**** PASSAGE PROVIDED

On Wed, Mar 07, 2012 at 09:55:16PM +0800, Osier Yang wrote:
numad is an user-level daemon that monitors NUMA topology and processes resource consumption to facilitate good NUMA resource alignment of applications/virtual machines to improve performance and minimize cost of remote memory latencies. It provides a pre-placement advisory interface, so significant processes can be pre-bound to nodes with sufficient available resources.
More details: http://fedoraproject.org/wiki/Features/numad
"numad -w ncpus:memory_amount" is the advisory interface numad provides currently.
This patch add the support by introducing a bool XML element: <numatune> <autonuma/> </numatune>
If it's specified, the number of vcpus and the current memory amount specified in domain XML will be used for numad command line (numad uses MB for memory amount): numad -w $num_of_vcpus:$current_memory_amount / 1024
The advisory nodeset returned from numad will be used to set domain process CPU affinity then. (e.g. qemuProcessInitCpuAffinity).
If the user specifies both CPU affinity policy (e.g. (<vcpu cpuset="1-10,^7,^8">4</vcpu>) and XML indicating to use numad for the advisory nodeset, the specified CPU affinity will be ignored.
I'm not sure that's a good idea. When we do dynamic generation of parts of libvirt XML, we tend to report in the XML what was generated, and if 2 parts contradict each other we shouldn't silently ignore it. eg, with VNC with autoport=yes we then report the generated port number. Similarly with <cpu> mode=host, we then report what the host CPU features were. So, if we want to auto-set placement for a guest we should likely do this via the <vcpu> element eg, Current mode where placement is completely static - Input XML: <vcpu placement="static" cpuset="1-10" /> - Output XML: <vcpu placement="static" cpuset="1-10" /> Or where we want to use numad: - Input XML: <vcpu placement="auto"/> - Output XML: <vcpu placement="auto" cpuset="1-10" /> The current numad functionality you propose only sets the initial guest placement. Are we likely to have a mode in the future where numad will be called to update the placement periodically for existing guests ? If so, then "placement" would need to have more enum values. Regards, Daniel -- |: http://berrange.com -o- http://www.flickr.com/photos/dberrange/ :| |: http://libvirt.org -o- http://virt-manager.org :| |: http://autobuild.org -o- http://search.cpan.org/~danberr/ :| |: http://entangle-photo.org -o- http://live.gnome.org/gtk-vnc :|

On 2012年03月07日 21:48, Daniel P. Berrange wrote:
On Wed, Mar 07, 2012 at 09:55:16PM +0800, Osier Yang wrote:
numad is an user-level daemon that monitors NUMA topology and processes resource consumption to facilitate good NUMA resource alignment of applications/virtual machines to improve performance and minimize cost of remote memory latencies. It provides a pre-placement advisory interface, so significant processes can be pre-bound to nodes with sufficient available resources.
More details: http://fedoraproject.org/wiki/Features/numad
"numad -w ncpus:memory_amount" is the advisory interface numad provides currently.
This patch add the support by introducing a bool XML element: <numatune> <autonuma/> </numatune>
If it's specified, the number of vcpus and the current memory amount specified in domain XML will be used for numad command line (numad uses MB for memory amount): numad -w $num_of_vcpus:$current_memory_amount / 1024
The advisory nodeset returned from numad will be used to set domain process CPU affinity then. (e.g. qemuProcessInitCpuAffinity).

********
**** MATERIAL SHOWN

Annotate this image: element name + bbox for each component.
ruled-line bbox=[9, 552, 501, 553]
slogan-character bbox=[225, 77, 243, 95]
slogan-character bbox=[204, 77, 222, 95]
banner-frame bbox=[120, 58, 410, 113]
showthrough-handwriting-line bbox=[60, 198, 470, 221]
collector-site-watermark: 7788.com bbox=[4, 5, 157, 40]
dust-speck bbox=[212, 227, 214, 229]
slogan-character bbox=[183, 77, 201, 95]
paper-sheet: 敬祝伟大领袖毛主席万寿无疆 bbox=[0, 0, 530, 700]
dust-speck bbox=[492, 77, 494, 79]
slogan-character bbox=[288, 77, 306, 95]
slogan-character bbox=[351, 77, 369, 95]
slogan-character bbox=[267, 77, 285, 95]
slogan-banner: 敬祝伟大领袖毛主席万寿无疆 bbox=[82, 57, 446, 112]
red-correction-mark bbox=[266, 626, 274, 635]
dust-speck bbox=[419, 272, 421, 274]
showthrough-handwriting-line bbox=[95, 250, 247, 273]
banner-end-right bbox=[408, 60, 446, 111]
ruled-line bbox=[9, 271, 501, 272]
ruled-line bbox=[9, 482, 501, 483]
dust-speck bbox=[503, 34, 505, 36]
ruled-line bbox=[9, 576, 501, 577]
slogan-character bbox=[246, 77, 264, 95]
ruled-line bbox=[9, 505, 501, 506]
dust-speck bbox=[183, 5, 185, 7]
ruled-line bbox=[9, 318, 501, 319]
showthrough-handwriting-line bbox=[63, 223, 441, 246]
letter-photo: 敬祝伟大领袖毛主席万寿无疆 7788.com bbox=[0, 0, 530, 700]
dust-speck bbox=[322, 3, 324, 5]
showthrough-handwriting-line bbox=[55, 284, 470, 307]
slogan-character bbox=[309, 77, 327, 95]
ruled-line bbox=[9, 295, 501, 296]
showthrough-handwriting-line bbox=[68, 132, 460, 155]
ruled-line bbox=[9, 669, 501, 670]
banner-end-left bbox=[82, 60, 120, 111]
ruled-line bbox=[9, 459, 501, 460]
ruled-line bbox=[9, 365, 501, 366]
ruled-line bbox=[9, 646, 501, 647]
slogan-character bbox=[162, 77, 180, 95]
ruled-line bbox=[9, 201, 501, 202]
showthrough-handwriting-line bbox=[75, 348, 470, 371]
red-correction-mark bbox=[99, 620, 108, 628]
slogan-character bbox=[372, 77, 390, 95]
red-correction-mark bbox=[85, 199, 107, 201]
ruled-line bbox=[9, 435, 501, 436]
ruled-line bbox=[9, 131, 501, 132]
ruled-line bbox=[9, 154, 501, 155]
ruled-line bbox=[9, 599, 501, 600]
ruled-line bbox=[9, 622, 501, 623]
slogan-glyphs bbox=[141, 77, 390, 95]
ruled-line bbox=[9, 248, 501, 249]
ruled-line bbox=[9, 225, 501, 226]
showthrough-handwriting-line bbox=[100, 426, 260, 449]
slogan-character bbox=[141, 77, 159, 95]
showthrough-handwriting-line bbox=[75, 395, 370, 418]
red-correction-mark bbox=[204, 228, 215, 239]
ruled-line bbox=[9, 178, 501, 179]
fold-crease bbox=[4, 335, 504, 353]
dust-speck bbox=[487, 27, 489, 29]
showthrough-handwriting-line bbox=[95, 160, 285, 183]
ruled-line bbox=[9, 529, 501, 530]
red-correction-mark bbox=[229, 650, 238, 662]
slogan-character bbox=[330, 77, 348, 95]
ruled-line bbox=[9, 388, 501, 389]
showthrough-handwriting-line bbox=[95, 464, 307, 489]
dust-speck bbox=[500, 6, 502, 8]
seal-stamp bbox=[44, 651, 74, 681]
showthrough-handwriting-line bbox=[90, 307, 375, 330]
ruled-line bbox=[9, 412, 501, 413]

********

■ WORK TO DO
1. Answer these questions about the numad patch thread:
(a) What unit does numad use for the memory amount?
(b) What command is named as the advisory interface numad currently provides?
(c) In the reply's numad example, what is the output XML?
2. In the numad patch thread, swap "ignored" for "overridden" and write out the part starting with "If the user" and going on through "will be ignored.".
3. Write the next part of the numad patch thread, picking up after its last line.
The rows were taken from a separate source.

■ FINAL ANSWERS
1.
(a) MB
(b) "numad -w ncpus:memory_amount"
(c) <vcpu placement="auto" cpuset="1-10" />

2.
If the user specifies both CPU affinity policy (e.g. (<vcpu cpuset="1-10,^7,^8">4</vcpu>) and XML indicating to use numad for the advisory nodeset, the specified CPU affinity will be overridden.

3.
If the user specifies both CPU affinity policy (e.g. (<vcpu cpuset="1-10,^7,^8">4</vcpu>) and XML indicating to use numad for the advisory nodeset, the specified CPU affinity will be ignored.
I'm not sure that's a good idea. When we do dynamic generation of parts of libvirt XML, we tend to report in the XML what was generated, and if 2 parts contradict each other we shouldn't silently ignore it.
Agreed, v1 overrides the cpuset="1-10,^6", but I thought it could be confused for user to see things are different after domain is started.
eg, with VNC with autoport=yes we then report the generated port number.
Similarly with<cpu> mode=host, we then report what the host CPU features were.
So, if we want to auto-set placement for a guest we should likely do this via the<vcpu> element
eg, Current mode where placement is completely static
- Input XML:
<vcpu placement="static" cpuset="1-10" />
- Output XML:
<vcpu placement="static" cpuset="1-10" />
Or where we want to use numad:
- Input XML:
<vcpu placement="auto"/>
- Output XML:
<vcpu placement="auto" cpuset="1-10" />
I must admit this is much better. :-)
The current numad functionality you propose only sets the initial guest placement. Are we likely to have a mode in the future where numad will be called to update the placement periodically for existing guests ?
Very possiable, now numad just provides the advisory interface, in future I guess it could manage the placement dynamically.
If so, then "placement" would need to have more enum values.
I will post a v3 tomorrow. Regards, Osier

Note numad will attempt to manage / balance processes after they're launched, but the ideal case is libvirt pre-places them in a good spot and they never move.... On 03/07/2012 10:38 AM, Osier Yang wrote:
On 2012年03月07日 21:48, Daniel P. Berrange wrote:
On Wed, Mar 07, 2012 at 09:55:16PM +0800, Osier Yang wrote:
numad is an user-level daemon that monitors NUMA topology and processes resource consumption to facilitate good NUMA resource alignment of applications/virtual machines to improve performance and minimize cost of remote memory latencies. It provides a pre-placement advisory interface, so significant processes can be pre-bound to nodes with sufficient available resources.
More details: http://fedoraproject.org/wiki/Features/numad
"numad -w ncpus:memory_amount" is the advisory interface numad provides currently.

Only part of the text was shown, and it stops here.